Work instructions: Across the records below, how many lines include the string "Årsförändring"? Respond with the number only.

Stored entries
>>>
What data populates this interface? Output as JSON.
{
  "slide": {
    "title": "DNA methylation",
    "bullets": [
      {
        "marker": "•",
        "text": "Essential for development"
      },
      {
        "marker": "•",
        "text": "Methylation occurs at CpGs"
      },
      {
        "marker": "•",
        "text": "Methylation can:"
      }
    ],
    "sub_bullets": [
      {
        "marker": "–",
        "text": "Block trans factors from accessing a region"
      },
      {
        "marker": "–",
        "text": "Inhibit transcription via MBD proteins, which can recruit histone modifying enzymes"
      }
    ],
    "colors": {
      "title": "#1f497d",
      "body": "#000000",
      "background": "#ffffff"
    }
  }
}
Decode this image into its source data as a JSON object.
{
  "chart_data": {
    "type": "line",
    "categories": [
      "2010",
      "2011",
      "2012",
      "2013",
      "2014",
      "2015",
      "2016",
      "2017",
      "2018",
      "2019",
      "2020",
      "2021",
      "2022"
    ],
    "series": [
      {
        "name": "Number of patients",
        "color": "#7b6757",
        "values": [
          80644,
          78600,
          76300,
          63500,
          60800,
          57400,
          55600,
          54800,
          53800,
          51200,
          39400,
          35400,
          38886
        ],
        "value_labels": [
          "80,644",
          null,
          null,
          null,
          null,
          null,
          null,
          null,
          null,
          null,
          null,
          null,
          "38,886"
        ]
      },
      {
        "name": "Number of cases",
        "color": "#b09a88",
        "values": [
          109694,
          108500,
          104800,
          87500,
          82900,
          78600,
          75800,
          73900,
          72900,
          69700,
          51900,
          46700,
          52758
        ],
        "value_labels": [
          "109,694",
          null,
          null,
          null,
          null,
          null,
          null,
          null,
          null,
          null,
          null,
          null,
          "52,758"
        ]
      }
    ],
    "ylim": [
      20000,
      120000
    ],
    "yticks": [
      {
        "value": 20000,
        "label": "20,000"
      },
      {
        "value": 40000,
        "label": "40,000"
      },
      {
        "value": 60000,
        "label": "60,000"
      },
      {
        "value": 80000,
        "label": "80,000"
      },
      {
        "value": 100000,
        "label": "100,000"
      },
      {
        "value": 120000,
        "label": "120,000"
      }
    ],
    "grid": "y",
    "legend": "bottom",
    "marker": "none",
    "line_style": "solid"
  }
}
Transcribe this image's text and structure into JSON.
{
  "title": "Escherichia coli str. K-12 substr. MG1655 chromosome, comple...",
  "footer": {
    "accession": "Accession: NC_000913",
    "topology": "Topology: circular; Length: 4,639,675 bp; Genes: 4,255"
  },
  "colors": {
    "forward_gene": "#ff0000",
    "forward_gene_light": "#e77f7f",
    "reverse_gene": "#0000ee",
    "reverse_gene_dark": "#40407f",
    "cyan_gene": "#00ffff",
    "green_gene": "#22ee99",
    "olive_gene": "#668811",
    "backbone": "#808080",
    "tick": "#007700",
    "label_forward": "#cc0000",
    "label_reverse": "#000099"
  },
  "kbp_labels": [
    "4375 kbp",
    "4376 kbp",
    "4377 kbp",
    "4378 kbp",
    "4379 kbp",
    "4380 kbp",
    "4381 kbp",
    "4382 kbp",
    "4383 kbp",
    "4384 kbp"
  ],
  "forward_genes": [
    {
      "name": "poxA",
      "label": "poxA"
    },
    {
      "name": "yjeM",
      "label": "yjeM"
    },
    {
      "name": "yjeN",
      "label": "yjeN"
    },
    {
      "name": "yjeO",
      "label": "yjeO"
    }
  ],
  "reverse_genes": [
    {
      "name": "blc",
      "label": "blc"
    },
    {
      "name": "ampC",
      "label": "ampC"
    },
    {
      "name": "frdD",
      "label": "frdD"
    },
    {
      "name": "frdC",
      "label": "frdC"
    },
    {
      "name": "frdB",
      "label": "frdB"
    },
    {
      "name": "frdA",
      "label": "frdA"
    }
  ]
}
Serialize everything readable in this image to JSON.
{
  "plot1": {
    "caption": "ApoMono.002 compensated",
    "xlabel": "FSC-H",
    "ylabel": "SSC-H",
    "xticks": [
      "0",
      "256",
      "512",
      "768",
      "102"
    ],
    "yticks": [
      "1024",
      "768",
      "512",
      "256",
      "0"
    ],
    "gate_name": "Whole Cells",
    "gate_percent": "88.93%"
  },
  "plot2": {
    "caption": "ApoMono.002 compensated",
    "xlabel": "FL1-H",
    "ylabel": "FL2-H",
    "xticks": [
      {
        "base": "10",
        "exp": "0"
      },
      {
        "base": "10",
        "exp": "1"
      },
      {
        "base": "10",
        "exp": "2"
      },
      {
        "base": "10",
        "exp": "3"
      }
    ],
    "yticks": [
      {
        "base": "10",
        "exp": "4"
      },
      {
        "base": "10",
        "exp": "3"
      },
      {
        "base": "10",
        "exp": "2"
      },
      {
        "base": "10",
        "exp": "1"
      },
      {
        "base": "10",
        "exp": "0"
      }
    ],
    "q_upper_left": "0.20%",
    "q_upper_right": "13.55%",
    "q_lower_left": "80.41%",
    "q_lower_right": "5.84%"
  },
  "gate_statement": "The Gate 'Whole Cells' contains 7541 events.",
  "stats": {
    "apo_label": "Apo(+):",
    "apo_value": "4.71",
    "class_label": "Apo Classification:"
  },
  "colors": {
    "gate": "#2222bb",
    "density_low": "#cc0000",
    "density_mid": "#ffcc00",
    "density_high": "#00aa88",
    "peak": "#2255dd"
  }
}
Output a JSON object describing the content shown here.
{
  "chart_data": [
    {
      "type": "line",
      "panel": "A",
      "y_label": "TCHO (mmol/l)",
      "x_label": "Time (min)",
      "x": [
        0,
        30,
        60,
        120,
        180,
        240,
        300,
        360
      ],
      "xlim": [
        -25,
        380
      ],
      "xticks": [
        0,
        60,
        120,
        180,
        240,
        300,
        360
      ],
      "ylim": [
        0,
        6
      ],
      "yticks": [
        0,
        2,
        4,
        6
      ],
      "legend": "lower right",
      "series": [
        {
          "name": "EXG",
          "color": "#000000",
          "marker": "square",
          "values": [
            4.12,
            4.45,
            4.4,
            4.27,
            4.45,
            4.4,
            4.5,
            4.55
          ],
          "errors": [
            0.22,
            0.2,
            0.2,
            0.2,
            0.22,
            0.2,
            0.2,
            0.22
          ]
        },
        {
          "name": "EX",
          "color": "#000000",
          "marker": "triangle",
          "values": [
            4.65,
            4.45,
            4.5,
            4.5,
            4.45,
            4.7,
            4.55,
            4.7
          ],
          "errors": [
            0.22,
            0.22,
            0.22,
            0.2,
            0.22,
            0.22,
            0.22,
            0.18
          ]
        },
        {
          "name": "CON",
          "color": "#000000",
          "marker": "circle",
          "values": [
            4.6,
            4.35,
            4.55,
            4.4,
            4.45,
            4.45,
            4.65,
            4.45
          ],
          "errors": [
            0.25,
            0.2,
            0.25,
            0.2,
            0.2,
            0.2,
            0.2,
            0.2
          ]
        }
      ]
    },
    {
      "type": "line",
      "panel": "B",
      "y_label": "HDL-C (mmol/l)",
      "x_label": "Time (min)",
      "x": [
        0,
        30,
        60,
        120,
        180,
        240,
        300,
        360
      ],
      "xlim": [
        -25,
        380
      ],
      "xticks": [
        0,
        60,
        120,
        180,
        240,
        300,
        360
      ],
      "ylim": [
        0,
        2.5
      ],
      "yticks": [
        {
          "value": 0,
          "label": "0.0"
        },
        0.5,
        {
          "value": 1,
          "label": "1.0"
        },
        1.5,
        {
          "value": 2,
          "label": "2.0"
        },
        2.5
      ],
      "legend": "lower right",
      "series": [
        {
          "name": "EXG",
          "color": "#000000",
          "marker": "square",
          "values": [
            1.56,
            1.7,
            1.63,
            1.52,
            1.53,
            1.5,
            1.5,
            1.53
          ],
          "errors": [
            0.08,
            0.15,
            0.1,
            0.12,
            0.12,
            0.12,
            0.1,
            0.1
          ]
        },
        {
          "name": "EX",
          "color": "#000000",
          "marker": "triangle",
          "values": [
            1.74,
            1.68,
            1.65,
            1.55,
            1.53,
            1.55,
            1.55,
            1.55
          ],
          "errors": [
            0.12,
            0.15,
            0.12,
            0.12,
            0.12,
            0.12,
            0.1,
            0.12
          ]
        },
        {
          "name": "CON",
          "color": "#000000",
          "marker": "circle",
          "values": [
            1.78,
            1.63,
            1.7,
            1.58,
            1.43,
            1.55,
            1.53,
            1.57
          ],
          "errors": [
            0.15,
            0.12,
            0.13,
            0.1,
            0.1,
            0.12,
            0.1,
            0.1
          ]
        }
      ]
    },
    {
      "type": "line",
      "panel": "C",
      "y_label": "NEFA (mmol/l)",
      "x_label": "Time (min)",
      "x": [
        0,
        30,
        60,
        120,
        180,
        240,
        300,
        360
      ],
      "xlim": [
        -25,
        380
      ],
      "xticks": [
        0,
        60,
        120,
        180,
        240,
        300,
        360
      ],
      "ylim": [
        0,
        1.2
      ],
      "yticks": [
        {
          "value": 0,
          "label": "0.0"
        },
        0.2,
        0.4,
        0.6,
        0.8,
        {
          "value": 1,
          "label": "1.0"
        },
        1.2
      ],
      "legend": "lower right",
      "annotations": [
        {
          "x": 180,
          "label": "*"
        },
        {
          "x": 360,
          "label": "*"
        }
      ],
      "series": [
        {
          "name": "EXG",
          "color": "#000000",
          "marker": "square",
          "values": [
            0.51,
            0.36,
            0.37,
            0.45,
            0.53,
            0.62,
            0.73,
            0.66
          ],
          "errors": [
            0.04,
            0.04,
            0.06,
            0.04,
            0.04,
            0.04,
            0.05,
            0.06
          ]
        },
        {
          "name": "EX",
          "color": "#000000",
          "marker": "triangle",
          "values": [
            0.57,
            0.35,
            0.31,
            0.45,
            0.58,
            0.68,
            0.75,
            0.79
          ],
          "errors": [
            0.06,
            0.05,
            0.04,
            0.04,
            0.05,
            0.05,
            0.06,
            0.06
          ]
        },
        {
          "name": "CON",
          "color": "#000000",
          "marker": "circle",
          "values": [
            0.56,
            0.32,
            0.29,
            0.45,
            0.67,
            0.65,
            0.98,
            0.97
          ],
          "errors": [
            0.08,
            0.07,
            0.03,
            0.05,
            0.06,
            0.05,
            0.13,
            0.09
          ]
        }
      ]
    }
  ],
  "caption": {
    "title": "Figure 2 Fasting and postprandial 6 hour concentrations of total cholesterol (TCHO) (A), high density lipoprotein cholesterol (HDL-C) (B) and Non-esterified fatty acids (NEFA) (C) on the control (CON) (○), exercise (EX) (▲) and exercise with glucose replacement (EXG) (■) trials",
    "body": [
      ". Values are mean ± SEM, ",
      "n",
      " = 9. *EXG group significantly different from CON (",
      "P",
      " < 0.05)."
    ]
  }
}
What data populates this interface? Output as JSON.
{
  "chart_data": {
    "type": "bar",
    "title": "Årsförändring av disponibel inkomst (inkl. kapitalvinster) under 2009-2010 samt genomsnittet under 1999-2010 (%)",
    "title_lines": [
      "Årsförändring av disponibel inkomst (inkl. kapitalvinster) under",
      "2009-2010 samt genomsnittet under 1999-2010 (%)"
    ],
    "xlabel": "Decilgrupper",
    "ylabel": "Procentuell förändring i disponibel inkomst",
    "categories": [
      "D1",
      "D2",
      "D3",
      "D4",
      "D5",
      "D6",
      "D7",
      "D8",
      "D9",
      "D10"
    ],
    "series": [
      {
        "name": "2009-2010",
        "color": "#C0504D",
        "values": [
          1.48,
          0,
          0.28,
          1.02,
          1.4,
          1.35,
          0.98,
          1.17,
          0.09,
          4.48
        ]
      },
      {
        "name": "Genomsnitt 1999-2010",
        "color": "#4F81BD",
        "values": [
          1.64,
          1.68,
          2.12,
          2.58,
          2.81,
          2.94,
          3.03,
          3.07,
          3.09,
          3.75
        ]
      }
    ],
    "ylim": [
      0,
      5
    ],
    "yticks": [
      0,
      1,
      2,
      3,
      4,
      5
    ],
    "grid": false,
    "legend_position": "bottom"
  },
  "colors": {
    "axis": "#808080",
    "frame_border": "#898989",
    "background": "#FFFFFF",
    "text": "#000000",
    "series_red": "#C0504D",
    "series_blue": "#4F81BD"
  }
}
<<<
Written answer: 2